* WHAT IS ASKED: The data must be written out once more, precisely as given.

··· INFORMATION GIVEN

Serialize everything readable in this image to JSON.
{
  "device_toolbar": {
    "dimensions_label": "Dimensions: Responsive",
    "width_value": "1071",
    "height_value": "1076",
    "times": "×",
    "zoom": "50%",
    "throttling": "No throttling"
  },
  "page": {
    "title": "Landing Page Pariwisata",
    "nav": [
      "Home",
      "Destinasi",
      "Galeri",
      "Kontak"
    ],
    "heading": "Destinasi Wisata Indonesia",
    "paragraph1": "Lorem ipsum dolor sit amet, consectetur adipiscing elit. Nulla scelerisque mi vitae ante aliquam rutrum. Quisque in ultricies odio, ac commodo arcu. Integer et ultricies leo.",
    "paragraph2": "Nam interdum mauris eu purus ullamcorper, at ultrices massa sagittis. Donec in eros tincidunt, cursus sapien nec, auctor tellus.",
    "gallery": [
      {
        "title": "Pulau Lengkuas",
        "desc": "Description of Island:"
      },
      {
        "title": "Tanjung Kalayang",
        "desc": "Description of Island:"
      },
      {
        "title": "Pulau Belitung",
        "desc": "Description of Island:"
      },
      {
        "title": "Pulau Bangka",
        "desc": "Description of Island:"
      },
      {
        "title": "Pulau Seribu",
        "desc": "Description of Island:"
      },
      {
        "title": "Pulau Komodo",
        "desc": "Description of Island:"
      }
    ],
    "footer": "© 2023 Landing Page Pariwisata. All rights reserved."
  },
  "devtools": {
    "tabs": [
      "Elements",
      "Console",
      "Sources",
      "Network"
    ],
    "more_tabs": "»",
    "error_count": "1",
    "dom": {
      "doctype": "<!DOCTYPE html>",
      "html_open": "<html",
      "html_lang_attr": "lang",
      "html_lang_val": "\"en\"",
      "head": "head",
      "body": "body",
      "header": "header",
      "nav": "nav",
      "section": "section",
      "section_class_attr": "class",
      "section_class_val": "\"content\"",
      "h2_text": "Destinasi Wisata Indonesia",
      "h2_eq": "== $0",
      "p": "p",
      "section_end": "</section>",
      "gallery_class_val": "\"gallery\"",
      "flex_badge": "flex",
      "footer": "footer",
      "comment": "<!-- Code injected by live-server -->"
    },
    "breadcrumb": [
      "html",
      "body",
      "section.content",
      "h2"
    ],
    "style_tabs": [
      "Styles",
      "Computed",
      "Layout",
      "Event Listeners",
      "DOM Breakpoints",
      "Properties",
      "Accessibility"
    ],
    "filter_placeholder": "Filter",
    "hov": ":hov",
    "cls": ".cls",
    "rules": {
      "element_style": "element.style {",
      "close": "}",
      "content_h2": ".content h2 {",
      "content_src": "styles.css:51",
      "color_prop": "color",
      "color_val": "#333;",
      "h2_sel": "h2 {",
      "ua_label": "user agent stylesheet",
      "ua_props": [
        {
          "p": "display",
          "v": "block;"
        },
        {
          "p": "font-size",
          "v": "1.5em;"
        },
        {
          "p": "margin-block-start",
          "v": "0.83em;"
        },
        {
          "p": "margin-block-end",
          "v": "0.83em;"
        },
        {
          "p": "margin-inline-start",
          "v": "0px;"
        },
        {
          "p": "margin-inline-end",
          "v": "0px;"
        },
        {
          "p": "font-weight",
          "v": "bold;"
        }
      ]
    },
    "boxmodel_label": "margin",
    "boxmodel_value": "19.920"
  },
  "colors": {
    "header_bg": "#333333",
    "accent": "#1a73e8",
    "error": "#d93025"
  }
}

······

* SOLUTION TO THE EXERCISE:
Serialize everything readable in this image to JSON.
{
  "device_toolbar": {
    "dimensions_label": "Dimensions: Responsive",
    "width_value": "1071",
    "height_value": "1076",
    "times": "×",
    "zoom": "50%",
    "throttling": "No throttling"
  },
  "page": {
    "title": "Landing Page Pariwisata",
    "nav": [
      "Home",
      "Destinasi",
      "Galeri",
      "Kontak"
    ],
    "heading": "Destinasi Wisata Indonesia",
    "paragraph1": "Lorem ipsum dolor sit amet, consectetur adipiscing elit. Nulla scelerisque mi vitae ante aliquam rutrum. Quisque in ultricies odio, ac commodo arcu. Integer et ultricies leo.",
    "paragraph2": "Nam interdum mauris eu purus ullamcorper, at ultrices massa sagittis. Donec in eros tincidunt, cursus sapien nec, auctor tellus.",
    "gallery": [
      {
        "title": "Pulau Lengkuas",
        "desc": "Description of Island:"
      },
      {
        "title": "Tanjung Kalayang",
        "desc": "Description of Island:"
      },
      {
        "title": "Pulau Belitung",
        "desc": "Description of Island:"
      },
      {
        "title": "Pulau Bangka",
        "desc": "Description of Island:"
      },
      {
        "title": "Pulau Seribu",
        "desc": "Description of Island:"
      },
      {
        "title": "Pulau Komodo",
        "desc": "Description of Island:"
      }
    ],
    "footer": "© 2023 Landing Page Pariwisata. All rights reserved."
  },
  "devtools": {
    "tabs": [
      "Elements",
      "Console",
      "Sources",
      "Network"
    ],
    "more_tabs": "»",
    "error_count": "1",
    "dom": {
      "doctype": "<!DOCTYPE html>",
      "html_open": "<html",
      "html_lang_attr": "lang",
      "html_lang_val": "\"en\"",
      "head": "head",
      "body": "body",
      "header": "header",
      "nav": "nav",
      "section": "section",
      "section_class_attr": "class",
      "section_class_val": "\"content\"",
      "h2_text": "Destinasi Wisata Indonesia",
      "h2_eq": "== $0",
      "p": "p",
      "section_end": "</section>",
      "gallery_class_val": "\"gallery\"",
      "flex_badge": "flex",
      "footer": "footer",
      "comment": "<!-- Code injected by live-server -->"
    },
    "breadcrumb": [
      "html",
      "body",
      "section.content",
      "h2"
    ],
    "style_tabs": [
      "Styles",
      "Computed",
      "Layout",
      "Event Listeners",
      "DOM Breakpoints",
      "Properties",
      "Accessibility"
    ],
    "filter_placeholder": "Filter",
    "hov": ":hov",
    "cls": ".cls",
    "rules": {
      "element_style": "element.style {",
      "close": "}",
      "content_h2": ".content h2 {",
      "content_src": "styles.css:51",
      "color_prop": "color",
      "color_val": "#333;",
      "h2_sel": "h2 {",
      "ua_label": "user agent stylesheet",
      "ua_props": [
        {
          "p": "display",
          "v": "block;"
        },
        {
          "p": "font-size",
          "v": "1.5em;"
        },
        {
          "p": "margin-block-start",
          "v": "0.83em;"
        },
        {
          "p": "margin-block-end",
          "v": "0.83em;"
        },
        {
          "p": "margin-inline-start",
          "v": "0px;"
        },
        {
          "p": "margin-inline-end",
          "v": "0px;"
        },
        {
          "p": "font-weight",
          "v": "bold;"
        }
      ]
    },
    "boxmodel_label": "margin",
    "boxmodel_value": "19.920"
  },
  "colors": {
    "header_bg": "#333333",
    "accent": "#1a73e8",
    "error": "#d93025"
  }
}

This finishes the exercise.